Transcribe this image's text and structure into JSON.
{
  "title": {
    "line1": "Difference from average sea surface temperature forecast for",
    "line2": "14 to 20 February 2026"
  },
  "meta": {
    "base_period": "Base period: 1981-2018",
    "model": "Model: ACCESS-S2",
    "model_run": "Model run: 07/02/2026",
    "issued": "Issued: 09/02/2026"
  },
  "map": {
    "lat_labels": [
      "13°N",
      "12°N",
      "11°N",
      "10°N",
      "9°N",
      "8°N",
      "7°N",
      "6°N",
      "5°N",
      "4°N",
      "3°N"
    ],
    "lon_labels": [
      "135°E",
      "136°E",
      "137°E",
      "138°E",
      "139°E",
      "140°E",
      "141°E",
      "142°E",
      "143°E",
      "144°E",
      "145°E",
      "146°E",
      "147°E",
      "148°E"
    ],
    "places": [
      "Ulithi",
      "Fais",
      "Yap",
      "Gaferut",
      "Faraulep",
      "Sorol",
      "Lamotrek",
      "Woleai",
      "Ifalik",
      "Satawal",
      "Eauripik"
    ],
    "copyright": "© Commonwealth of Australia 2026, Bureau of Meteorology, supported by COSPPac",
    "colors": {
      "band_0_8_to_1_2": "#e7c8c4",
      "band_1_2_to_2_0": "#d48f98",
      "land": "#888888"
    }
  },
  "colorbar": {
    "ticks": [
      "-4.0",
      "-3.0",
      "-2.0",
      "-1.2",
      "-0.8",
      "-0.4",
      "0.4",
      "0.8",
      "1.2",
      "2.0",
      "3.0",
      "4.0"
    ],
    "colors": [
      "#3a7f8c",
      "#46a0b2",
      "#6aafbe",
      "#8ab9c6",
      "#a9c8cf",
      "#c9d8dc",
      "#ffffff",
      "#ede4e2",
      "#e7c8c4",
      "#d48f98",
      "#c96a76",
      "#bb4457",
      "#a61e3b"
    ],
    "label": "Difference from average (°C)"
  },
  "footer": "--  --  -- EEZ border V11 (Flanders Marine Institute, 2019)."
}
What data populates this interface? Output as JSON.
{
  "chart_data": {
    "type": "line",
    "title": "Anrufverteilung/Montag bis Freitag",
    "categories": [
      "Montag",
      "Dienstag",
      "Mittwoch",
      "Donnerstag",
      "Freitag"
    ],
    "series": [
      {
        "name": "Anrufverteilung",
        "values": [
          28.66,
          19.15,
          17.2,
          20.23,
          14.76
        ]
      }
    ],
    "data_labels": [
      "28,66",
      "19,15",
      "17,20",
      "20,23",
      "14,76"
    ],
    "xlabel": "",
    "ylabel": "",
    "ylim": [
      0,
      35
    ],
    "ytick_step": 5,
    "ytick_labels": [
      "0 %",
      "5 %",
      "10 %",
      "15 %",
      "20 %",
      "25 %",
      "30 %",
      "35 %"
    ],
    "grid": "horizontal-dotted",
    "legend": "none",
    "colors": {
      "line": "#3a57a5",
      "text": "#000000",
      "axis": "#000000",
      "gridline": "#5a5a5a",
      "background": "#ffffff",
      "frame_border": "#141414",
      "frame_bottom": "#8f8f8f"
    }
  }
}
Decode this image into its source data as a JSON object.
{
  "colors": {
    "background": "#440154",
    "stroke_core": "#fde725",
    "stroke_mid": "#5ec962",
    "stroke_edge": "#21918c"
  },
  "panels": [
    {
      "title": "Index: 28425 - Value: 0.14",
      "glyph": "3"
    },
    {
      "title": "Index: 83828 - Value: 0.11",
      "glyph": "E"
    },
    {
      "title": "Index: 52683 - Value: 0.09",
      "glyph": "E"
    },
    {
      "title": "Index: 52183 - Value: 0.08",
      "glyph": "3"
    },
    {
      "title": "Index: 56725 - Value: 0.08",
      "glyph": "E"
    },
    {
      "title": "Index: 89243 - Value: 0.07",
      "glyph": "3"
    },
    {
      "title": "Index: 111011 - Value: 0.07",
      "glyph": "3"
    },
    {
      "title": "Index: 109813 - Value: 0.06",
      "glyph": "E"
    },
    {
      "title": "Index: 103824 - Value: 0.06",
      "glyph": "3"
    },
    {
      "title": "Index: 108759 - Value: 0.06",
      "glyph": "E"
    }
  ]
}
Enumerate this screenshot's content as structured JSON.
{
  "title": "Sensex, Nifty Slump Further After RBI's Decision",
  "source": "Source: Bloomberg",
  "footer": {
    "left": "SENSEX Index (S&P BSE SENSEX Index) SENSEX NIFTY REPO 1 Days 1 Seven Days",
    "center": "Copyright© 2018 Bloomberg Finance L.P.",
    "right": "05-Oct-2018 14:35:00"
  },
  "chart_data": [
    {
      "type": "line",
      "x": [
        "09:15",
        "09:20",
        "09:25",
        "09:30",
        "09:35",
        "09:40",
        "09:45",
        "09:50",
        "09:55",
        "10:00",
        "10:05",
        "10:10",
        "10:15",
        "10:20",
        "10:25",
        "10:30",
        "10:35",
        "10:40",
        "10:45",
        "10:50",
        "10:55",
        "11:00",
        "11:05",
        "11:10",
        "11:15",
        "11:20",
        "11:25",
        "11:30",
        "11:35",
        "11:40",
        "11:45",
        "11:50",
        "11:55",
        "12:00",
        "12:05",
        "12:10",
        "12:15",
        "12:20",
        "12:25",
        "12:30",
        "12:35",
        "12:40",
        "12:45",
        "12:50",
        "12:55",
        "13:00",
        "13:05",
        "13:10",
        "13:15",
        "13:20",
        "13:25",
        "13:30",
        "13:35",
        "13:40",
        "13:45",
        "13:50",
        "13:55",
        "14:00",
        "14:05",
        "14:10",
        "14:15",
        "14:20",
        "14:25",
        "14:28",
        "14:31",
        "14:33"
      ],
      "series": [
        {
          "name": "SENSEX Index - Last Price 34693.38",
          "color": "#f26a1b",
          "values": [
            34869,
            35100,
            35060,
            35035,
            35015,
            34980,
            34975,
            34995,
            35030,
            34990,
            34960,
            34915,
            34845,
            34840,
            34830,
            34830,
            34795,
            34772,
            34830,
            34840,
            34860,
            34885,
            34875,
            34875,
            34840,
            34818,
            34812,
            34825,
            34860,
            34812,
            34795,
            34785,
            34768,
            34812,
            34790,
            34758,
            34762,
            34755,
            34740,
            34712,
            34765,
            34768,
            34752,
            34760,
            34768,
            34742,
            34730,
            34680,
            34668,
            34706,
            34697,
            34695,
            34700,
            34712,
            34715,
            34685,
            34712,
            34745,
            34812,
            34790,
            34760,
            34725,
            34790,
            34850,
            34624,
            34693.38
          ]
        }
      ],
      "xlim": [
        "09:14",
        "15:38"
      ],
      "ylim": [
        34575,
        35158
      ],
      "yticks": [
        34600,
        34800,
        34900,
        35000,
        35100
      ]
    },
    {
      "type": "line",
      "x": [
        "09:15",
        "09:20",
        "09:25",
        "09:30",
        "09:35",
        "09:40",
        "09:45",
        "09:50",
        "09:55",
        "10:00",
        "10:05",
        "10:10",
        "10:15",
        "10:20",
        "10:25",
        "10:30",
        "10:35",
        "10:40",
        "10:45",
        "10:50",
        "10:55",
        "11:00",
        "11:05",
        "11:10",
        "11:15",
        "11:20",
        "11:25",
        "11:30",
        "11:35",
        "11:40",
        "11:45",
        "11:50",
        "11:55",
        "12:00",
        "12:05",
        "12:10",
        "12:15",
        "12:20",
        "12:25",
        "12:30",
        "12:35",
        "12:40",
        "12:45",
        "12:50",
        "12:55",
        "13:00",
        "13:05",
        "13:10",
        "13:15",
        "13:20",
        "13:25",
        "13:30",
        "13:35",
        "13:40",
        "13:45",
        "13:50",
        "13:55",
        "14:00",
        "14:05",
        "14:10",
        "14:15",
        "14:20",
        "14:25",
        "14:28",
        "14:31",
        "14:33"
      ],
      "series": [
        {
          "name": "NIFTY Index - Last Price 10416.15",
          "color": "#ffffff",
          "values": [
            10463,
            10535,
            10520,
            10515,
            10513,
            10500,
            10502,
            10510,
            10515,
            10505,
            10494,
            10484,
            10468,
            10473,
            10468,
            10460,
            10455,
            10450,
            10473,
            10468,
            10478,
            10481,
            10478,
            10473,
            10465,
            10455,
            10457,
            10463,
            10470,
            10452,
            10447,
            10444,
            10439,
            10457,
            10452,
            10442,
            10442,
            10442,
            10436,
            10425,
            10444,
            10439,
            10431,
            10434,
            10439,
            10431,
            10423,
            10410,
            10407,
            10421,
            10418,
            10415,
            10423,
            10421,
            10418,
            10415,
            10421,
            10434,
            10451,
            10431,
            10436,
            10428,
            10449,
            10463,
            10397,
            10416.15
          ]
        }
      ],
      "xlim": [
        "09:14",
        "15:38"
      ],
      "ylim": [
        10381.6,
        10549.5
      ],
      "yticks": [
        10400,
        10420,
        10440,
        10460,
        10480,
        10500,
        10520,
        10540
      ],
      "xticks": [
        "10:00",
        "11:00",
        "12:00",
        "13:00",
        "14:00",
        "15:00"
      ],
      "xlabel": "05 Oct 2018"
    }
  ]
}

-*-*-

* _Instructions for the task_
How many of the lines above include the word "Price"? Respond with the number alone.

* _Exercise response_
2